SHORT PROBLEM
Set the listing down unchanged, minus every embedded image.

EXTRACTED INFORMATION
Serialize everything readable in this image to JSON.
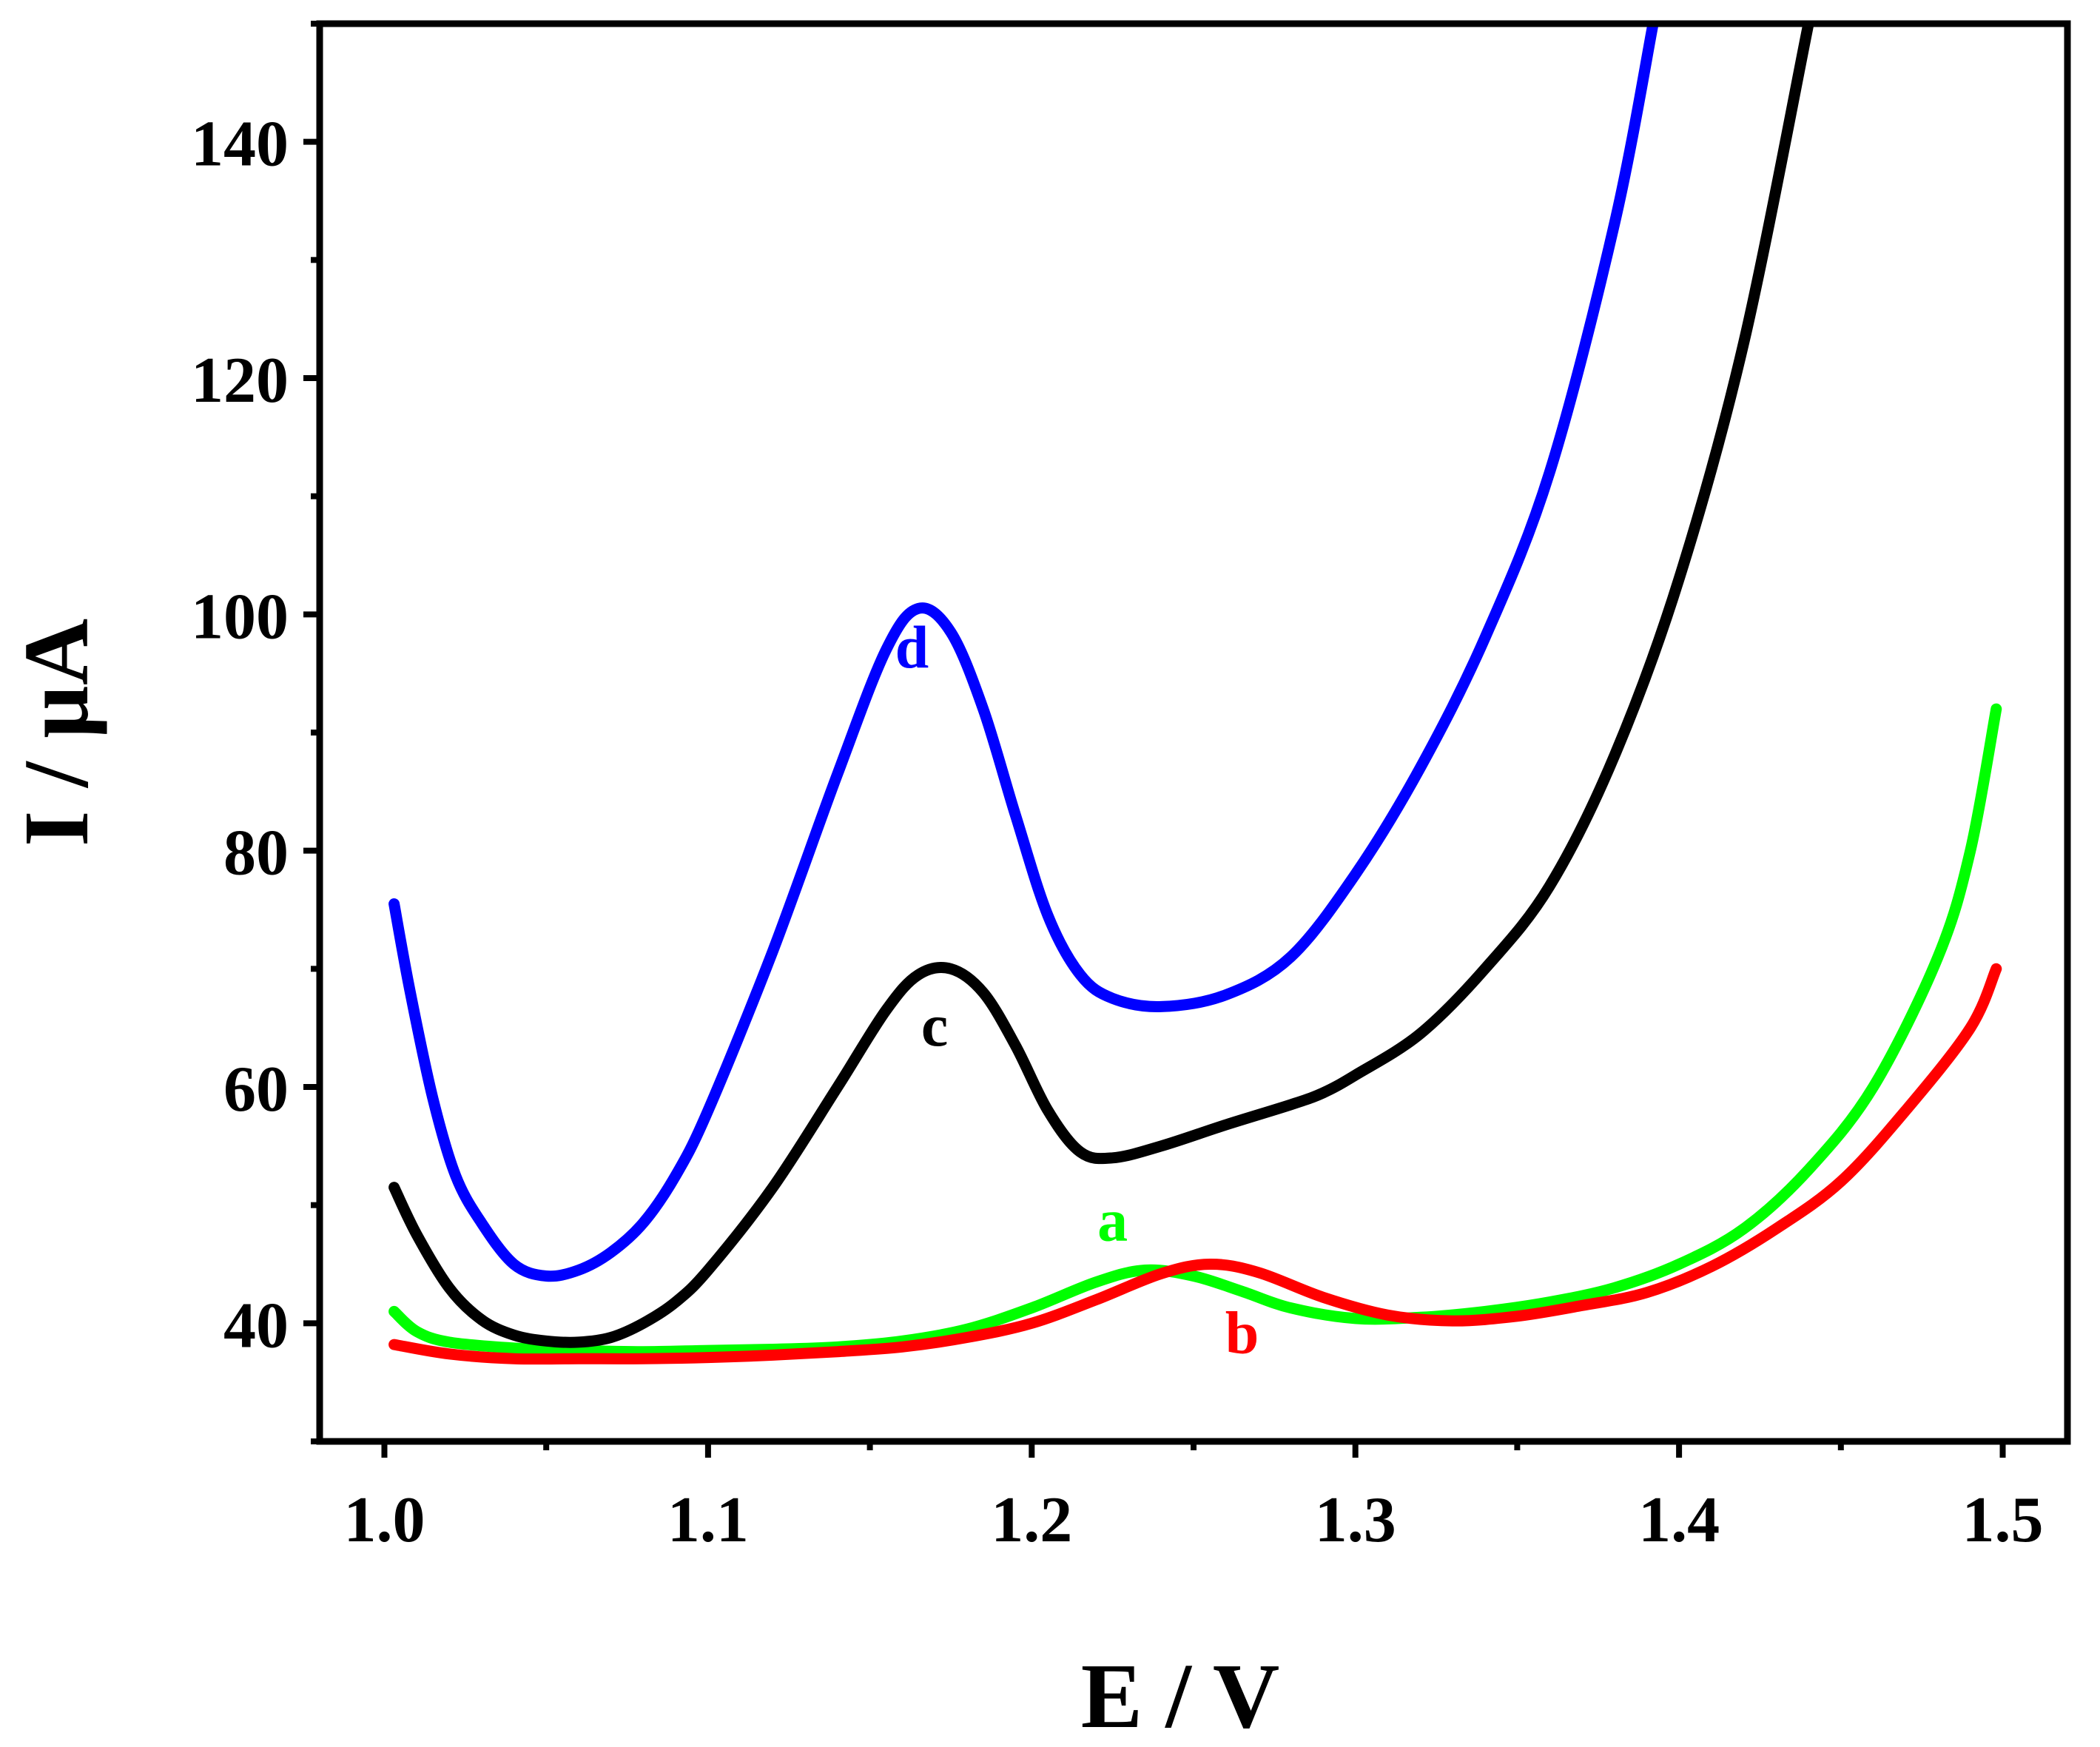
{
  "chart_data": {
    "type": "line",
    "title": "",
    "xlabel": "E / V",
    "ylabel": "I / µA",
    "xlim": [
      0.98,
      1.52
    ],
    "ylim": [
      30,
      150
    ],
    "x_ticks": [
      "1.0",
      "1.1",
      "1.2",
      "1.3",
      "1.4",
      "1.5"
    ],
    "y_ticks": [
      "40",
      "60",
      "80",
      "100",
      "120",
      "140"
    ],
    "grid": false,
    "legend": "none",
    "series": [
      {
        "name": "a",
        "color": "#00ff00",
        "label": "a",
        "label_at": [
          1.225,
          47
        ],
        "points": [
          [
            1.003,
            41
          ],
          [
            1.01,
            39.3
          ],
          [
            1.02,
            38.4
          ],
          [
            1.04,
            37.9
          ],
          [
            1.06,
            37.7
          ],
          [
            1.08,
            37.6
          ],
          [
            1.1,
            37.7
          ],
          [
            1.12,
            37.8
          ],
          [
            1.14,
            38.0
          ],
          [
            1.16,
            38.5
          ],
          [
            1.18,
            39.5
          ],
          [
            1.2,
            41.3
          ],
          [
            1.22,
            43.5
          ],
          [
            1.235,
            44.5
          ],
          [
            1.25,
            44.0
          ],
          [
            1.265,
            42.7
          ],
          [
            1.28,
            41.3
          ],
          [
            1.3,
            40.4
          ],
          [
            1.32,
            40.5
          ],
          [
            1.34,
            41.0
          ],
          [
            1.36,
            41.8
          ],
          [
            1.38,
            43.0
          ],
          [
            1.4,
            45.0
          ],
          [
            1.42,
            48.0
          ],
          [
            1.44,
            53.0
          ],
          [
            1.46,
            60.0
          ],
          [
            1.48,
            71.0
          ],
          [
            1.49,
            80.0
          ],
          [
            1.498,
            92.0
          ]
        ]
      },
      {
        "name": "b",
        "color": "#ff0000",
        "label": "b",
        "label_at": [
          1.265,
          37.5
        ],
        "points": [
          [
            1.003,
            38.2
          ],
          [
            1.02,
            37.4
          ],
          [
            1.04,
            37.0
          ],
          [
            1.06,
            37.0
          ],
          [
            1.08,
            37.0
          ],
          [
            1.1,
            37.1
          ],
          [
            1.12,
            37.3
          ],
          [
            1.14,
            37.6
          ],
          [
            1.16,
            38.0
          ],
          [
            1.18,
            38.8
          ],
          [
            1.2,
            40.0
          ],
          [
            1.22,
            42.0
          ],
          [
            1.24,
            44.2
          ],
          [
            1.255,
            45.0
          ],
          [
            1.27,
            44.3
          ],
          [
            1.29,
            42.2
          ],
          [
            1.31,
            40.7
          ],
          [
            1.33,
            40.2
          ],
          [
            1.35,
            40.6
          ],
          [
            1.37,
            41.5
          ],
          [
            1.39,
            42.6
          ],
          [
            1.41,
            44.8
          ],
          [
            1.43,
            48.0
          ],
          [
            1.45,
            52.0
          ],
          [
            1.47,
            58.0
          ],
          [
            1.49,
            65.0
          ],
          [
            1.498,
            70.0
          ]
        ]
      },
      {
        "name": "c",
        "color": "#000000",
        "label": "c",
        "label_at": [
          1.17,
          63.5
        ],
        "points": [
          [
            1.003,
            51.5
          ],
          [
            1.01,
            47.5
          ],
          [
            1.02,
            43.0
          ],
          [
            1.03,
            40.3
          ],
          [
            1.04,
            39.0
          ],
          [
            1.05,
            38.5
          ],
          [
            1.06,
            38.4
          ],
          [
            1.07,
            38.8
          ],
          [
            1.08,
            40.0
          ],
          [
            1.09,
            41.8
          ],
          [
            1.1,
            44.5
          ],
          [
            1.12,
            51.5
          ],
          [
            1.14,
            60.0
          ],
          [
            1.155,
            66.5
          ],
          [
            1.165,
            69.5
          ],
          [
            1.175,
            70.0
          ],
          [
            1.185,
            68.0
          ],
          [
            1.195,
            63.5
          ],
          [
            1.205,
            58.0
          ],
          [
            1.215,
            54.5
          ],
          [
            1.225,
            54.0
          ],
          [
            1.24,
            55.0
          ],
          [
            1.26,
            56.8
          ],
          [
            1.28,
            58.5
          ],
          [
            1.29,
            59.5
          ],
          [
            1.3,
            61.0
          ],
          [
            1.32,
            64.5
          ],
          [
            1.34,
            70.0
          ],
          [
            1.36,
            77.0
          ],
          [
            1.38,
            88.0
          ],
          [
            1.4,
            103.0
          ],
          [
            1.42,
            123.0
          ],
          [
            1.44,
            150.0
          ]
        ]
      },
      {
        "name": "d",
        "color": "#0000ff",
        "label": "d",
        "label_at": [
          1.163,
          95.5
        ],
        "points": [
          [
            1.003,
            75.5
          ],
          [
            1.008,
            68.0
          ],
          [
            1.015,
            59.0
          ],
          [
            1.022,
            52.5
          ],
          [
            1.03,
            48.5
          ],
          [
            1.04,
            45.0
          ],
          [
            1.05,
            44.0
          ],
          [
            1.06,
            44.5
          ],
          [
            1.07,
            46.0
          ],
          [
            1.08,
            48.5
          ],
          [
            1.09,
            52.5
          ],
          [
            1.1,
            58.0
          ],
          [
            1.12,
            71.5
          ],
          [
            1.14,
            86.5
          ],
          [
            1.155,
            97.0
          ],
          [
            1.165,
            100.5
          ],
          [
            1.175,
            98.5
          ],
          [
            1.185,
            92.0
          ],
          [
            1.195,
            83.0
          ],
          [
            1.205,
            74.5
          ],
          [
            1.215,
            69.5
          ],
          [
            1.225,
            67.5
          ],
          [
            1.24,
            66.8
          ],
          [
            1.26,
            67.8
          ],
          [
            1.28,
            71.0
          ],
          [
            1.3,
            78.0
          ],
          [
            1.32,
            87.0
          ],
          [
            1.34,
            98.0
          ],
          [
            1.36,
            112.0
          ],
          [
            1.38,
            133.0
          ],
          [
            1.392,
            150.0
          ]
        ]
      }
    ]
  }
}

RESULT OF THIS EXERCISE
Serialize everything readable in this image to JSON.
{
  "chart_data": {
    "type": "line",
    "title": "",
    "xlabel": "E / V",
    "ylabel": "I / µA",
    "xlim": [
      0.98,
      1.52
    ],
    "ylim": [
      30,
      150
    ],
    "x_ticks": [
      "1.0",
      "1.1",
      "1.2",
      "1.3",
      "1.4",
      "1.5"
    ],
    "y_ticks": [
      "40",
      "60",
      "80",
      "100",
      "120",
      "140"
    ],
    "grid": false,
    "legend": "none",
    "series": [
      {
        "name": "a",
        "color": "#00ff00",
        "label": "a",
        "label_at": [
          1.225,
          47
        ],
        "points": [
          [
            1.003,
            41
          ],
          [
            1.01,
            39.3
          ],
          [
            1.02,
            38.4
          ],
          [
            1.04,
            37.9
          ],
          [
            1.06,
            37.7
          ],
          [
            1.08,
            37.6
          ],
          [
            1.1,
            37.7
          ],
          [
            1.12,
            37.8
          ],
          [
            1.14,
            38.0
          ],
          [
            1.16,
            38.5
          ],
          [
            1.18,
            39.5
          ],
          [
            1.2,
            41.3
          ],
          [
            1.22,
            43.5
          ],
          [
            1.235,
            44.5
          ],
          [
            1.25,
            44.0
          ],
          [
            1.265,
            42.7
          ],
          [
            1.28,
            41.3
          ],
          [
            1.3,
            40.4
          ],
          [
            1.32,
            40.5
          ],
          [
            1.34,
            41.0
          ],
          [
            1.36,
            41.8
          ],
          [
            1.38,
            43.0
          ],
          [
            1.4,
            45.0
          ],
          [
            1.42,
            48.0
          ],
          [
            1.44,
            53.0
          ],
          [
            1.46,
            60.0
          ],
          [
            1.48,
            71.0
          ],
          [
            1.49,
            80.0
          ],
          [
            1.498,
            92.0
          ]
        ]
      },
      {
        "name": "b",
        "color": "#ff0000",
        "label": "b",
        "label_at": [
          1.265,
          37.5
        ],
        "points": [
          [
            1.003,
            38.2
          ],
          [
            1.02,
            37.4
          ],
          [
            1.04,
            37.0
          ],
          [
            1.06,
            37.0
          ],
          [
            1.08,
            37.0
          ],
          [
            1.1,
            37.1
          ],
          [
            1.12,
            37.3
          ],
          [
            1.14,
            37.6
          ],
          [
            1.16,
            38.0
          ],
          [
            1.18,
            38.8
          ],
          [
            1.2,
            40.0
          ],
          [
            1.22,
            42.0
          ],
          [
            1.24,
            44.2
          ],
          [
            1.255,
            45.0
          ],
          [
            1.27,
            44.3
          ],
          [
            1.29,
            42.2
          ],
          [
            1.31,
            40.7
          ],
          [
            1.33,
            40.2
          ],
          [
            1.35,
            40.6
          ],
          [
            1.37,
            41.5
          ],
          [
            1.39,
            42.6
          ],
          [
            1.41,
            44.8
          ],
          [
            1.43,
            48.0
          ],
          [
            1.45,
            52.0
          ],
          [
            1.47,
            58.0
          ],
          [
            1.49,
            65.0
          ],
          [
            1.498,
            70.0
          ]
        ]
      },
      {
        "name": "c",
        "color": "#000000",
        "label": "c",
        "label_at": [
          1.17,
          63.5
        ],
        "points": [
          [
            1.003,
            51.5
          ],
          [
            1.01,
            47.5
          ],
          [
            1.02,
            43.0
          ],
          [
            1.03,
            40.3
          ],
          [
            1.04,
            39.0
          ],
          [
            1.05,
            38.5
          ],
          [
            1.06,
            38.4
          ],
          [
            1.07,
            38.8
          ],
          [
            1.08,
            40.0
          ],
          [
            1.09,
            41.8
          ],
          [
            1.1,
            44.5
          ],
          [
            1.12,
            51.5
          ],
          [
            1.14,
            60.0
          ],
          [
            1.155,
            66.5
          ],
          [
            1.165,
            69.5
          ],
          [
            1.175,
            70.0
          ],
          [
            1.185,
            68.0
          ],
          [
            1.195,
            63.5
          ],
          [
            1.205,
            58.0
          ],
          [
            1.215,
            54.5
          ],
          [
            1.225,
            54.0
          ],
          [
            1.24,
            55.0
          ],
          [
            1.26,
            56.8
          ],
          [
            1.28,
            58.5
          ],
          [
            1.29,
            59.5
          ],
          [
            1.3,
            61.0
          ],
          [
            1.32,
            64.5
          ],
          [
            1.34,
            70.0
          ],
          [
            1.36,
            77.0
          ],
          [
            1.38,
            88.0
          ],
          [
            1.4,
            103.0
          ],
          [
            1.42,
            123.0
          ],
          [
            1.44,
            150.0
          ]
        ]
      },
      {
        "name": "d",
        "color": "#0000ff",
        "label": "d",
        "label_at": [
          1.163,
          95.5
        ],
        "points": [
          [
            1.003,
            75.5
          ],
          [
            1.008,
            68.0
          ],
          [
            1.015,
            59.0
          ],
          [
            1.022,
            52.5
          ],
          [
            1.03,
            48.5
          ],
          [
            1.04,
            45.0
          ],
          [
            1.05,
            44.0
          ],
          [
            1.06,
            44.5
          ],
          [
            1.07,
            46.0
          ],
          [
            1.08,
            48.5
          ],
          [
            1.09,
            52.5
          ],
          [
            1.1,
            58.0
          ],
          [
            1.12,
            71.5
          ],
          [
            1.14,
            86.5
          ],
          [
            1.155,
            97.0
          ],
          [
            1.165,
            100.5
          ],
          [
            1.175,
            98.5
          ],
          [
            1.185,
            92.0
          ],
          [
            1.195,
            83.0
          ],
          [
            1.205,
            74.5
          ],
          [
            1.215,
            69.5
          ],
          [
            1.225,
            67.5
          ],
          [
            1.24,
            66.8
          ],
          [
            1.26,
            67.8
          ],
          [
            1.28,
            71.0
          ],
          [
            1.3,
            78.0
          ],
          [
            1.32,
            87.0
          ],
          [
            1.34,
            98.0
          ],
          [
            1.36,
            112.0
          ],
          [
            1.38,
            133.0
          ],
          [
            1.392,
            150.0
          ]
        ]
      }
    ]
  }
}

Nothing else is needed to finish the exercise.